* **PROBLEM DESCRIPTION**: Reproduce the whole listing, character for character.

* **INPUT MATERIAL**:
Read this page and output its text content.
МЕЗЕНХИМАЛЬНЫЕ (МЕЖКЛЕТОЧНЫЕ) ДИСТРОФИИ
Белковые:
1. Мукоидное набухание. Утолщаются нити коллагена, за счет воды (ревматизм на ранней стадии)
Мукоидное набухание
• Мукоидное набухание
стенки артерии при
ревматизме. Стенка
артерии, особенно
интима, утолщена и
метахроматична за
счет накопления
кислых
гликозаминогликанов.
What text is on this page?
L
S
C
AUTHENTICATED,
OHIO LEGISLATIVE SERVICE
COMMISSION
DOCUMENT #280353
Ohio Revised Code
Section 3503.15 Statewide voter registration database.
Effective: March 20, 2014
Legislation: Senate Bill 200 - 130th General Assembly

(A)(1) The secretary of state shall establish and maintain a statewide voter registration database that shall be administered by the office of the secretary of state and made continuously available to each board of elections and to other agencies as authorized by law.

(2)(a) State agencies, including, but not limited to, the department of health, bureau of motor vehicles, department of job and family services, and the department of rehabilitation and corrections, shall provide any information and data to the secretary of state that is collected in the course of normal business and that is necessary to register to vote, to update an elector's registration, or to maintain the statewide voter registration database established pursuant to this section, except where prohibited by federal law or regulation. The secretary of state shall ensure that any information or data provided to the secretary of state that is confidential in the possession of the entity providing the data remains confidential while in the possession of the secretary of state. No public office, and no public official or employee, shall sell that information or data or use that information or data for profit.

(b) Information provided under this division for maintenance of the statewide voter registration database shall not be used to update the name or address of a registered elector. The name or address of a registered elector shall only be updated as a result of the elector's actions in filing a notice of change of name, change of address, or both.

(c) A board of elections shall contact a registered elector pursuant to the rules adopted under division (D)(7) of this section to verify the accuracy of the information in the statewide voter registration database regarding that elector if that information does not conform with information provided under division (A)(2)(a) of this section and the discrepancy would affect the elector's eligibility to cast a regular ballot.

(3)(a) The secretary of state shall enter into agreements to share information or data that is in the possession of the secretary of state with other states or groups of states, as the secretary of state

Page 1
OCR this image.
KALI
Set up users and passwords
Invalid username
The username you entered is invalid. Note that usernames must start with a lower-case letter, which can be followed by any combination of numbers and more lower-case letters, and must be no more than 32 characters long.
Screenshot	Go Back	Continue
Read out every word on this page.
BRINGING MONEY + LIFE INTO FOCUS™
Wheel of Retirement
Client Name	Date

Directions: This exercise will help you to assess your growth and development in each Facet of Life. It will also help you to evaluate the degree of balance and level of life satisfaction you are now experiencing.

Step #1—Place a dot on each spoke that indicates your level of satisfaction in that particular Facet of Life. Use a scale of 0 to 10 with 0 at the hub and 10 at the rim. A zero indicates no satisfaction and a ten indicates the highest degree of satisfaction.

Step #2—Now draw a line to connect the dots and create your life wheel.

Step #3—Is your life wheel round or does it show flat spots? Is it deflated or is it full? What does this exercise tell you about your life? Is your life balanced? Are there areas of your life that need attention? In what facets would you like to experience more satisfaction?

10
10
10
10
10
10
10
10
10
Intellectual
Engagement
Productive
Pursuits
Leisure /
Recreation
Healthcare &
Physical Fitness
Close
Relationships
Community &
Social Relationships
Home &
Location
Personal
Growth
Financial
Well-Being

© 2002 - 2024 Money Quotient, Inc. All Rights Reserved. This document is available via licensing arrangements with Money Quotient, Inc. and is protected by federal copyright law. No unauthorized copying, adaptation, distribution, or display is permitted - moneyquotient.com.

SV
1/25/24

* **EXERCISE RESULT**:
Read this page and output its text content.
МЕЗЕНХИМАЛЬНЫЕ (МЕЖКЛЕТОЧНЫЕ) ДИСТРОФИИ
Белковые:
1. Мукоидное набухание. Утолщаются нити коллагена, за счет воды (ревматизм на ранней стадии)
Мукоидное набухание
• Мукоидное набухание
стенки артерии при
ревматизме. Стенка
артерии, особенно
интима, утолщена и
метахроматична за
счет накопления
кислых
гликозаминогликанов.
What text is on this page?
L
S
C
AUTHENTICATED,
OHIO LEGISLATIVE SERVICE
COMMISSION
DOCUMENT #280353
Ohio Revised Code
Section 3503.15 Statewide voter registration database.
Effective: March 20, 2014
Legislation: Senate Bill 200 - 130th General Assembly

(A)(1) The secretary of state shall establish and maintain a statewide voter registration database that shall be administered by the office of the secretary of state and made continuously available to each board of elections and to other agencies as authorized by law.

(2)(a) State agencies, including, but not limited to, the department of health, bureau of motor vehicles, department of job and family services, and the department of rehabilitation and corrections, shall provide any information and data to the secretary of state that is collected in the course of normal business and that is necessary to register to vote, to update an elector's registration, or to maintain the statewide voter registration database established pursuant to this section, except where prohibited by federal law or regulation. The secretary of state shall ensure that any information or data provided to the secretary of state that is confidential in the possession of the entity providing the data remains confidential while in the possession of the secretary of state. No public office, and no public official or employee, shall sell that information or data or use that information or data for profit.

(b) Information provided under this division for maintenance of the statewide voter registration database shall not be used to update the name or address of a registered elector. The name or address of a registered elector shall only be updated as a result of the elector's actions in filing a notice of change of name, change of address, or both.

(c) A board of elections shall contact a registered elector pursuant to the rules adopted under division (D)(7) of this section to verify the accuracy of the information in the statewide voter registration database regarding that elector if that information does not conform with information provided under division (A)(2)(a) of this section and the discrepancy would affect the elector's eligibility to cast a regular ballot.

(3)(a) The secretary of state shall enter into agreements to share information or data that is in the possession of the secretary of state with other states or groups of states, as the secretary of state

Page 1
OCR this image.
KALI
Set up users and passwords
Invalid username
The username you entered is invalid. Note that usernames must start with a lower-case letter, which can be followed by any combination of numbers and more lower-case letters, and must be no more than 32 characters long.
Screenshot	Go Back	Continue
Read out every word on this page.
BRINGING MONEY + LIFE INTO FOCUS™
Wheel of Retirement
Client Name	Date

Directions: This exercise will help you to assess your growth and development in each Facet of Life. It will also help you to evaluate the degree of balance and level of life satisfaction you are now experiencing.

Step #1—Place a dot on each spoke that indicates your level of satisfaction in that particular Facet of Life. Use a scale of 0 to 10 with 0 at the hub and 10 at the rim. A zero indicates no satisfaction and a ten indicates the highest degree of satisfaction.

Step #2—Now draw a line to connect the dots and create your life wheel.

Step #3—Is your life wheel round or does it show flat spots? Is it deflated or is it full? What does this exercise tell you about your life? Is your life balanced? Are there areas of your life that need attention? In what facets would you like to experience more satisfaction?

10
10
10
10
10
10
10
10
10
Intellectual
Engagement
Productive
Pursuits
Leisure /
Recreation
Healthcare &
Physical Fitness
Close
Relationships
Community &
Social Relationships
Home &
Location
Personal
Growth
Financial
Well-Being

© 2002 - 2024 Money Quotient, Inc. All Rights Reserved. This document is available via licensing arrangements with Money Quotient, Inc. and is protected by federal copyright law. No unauthorized copying, adaptation, distribution, or display is permitted - moneyquotient.com.

SV
1/25/24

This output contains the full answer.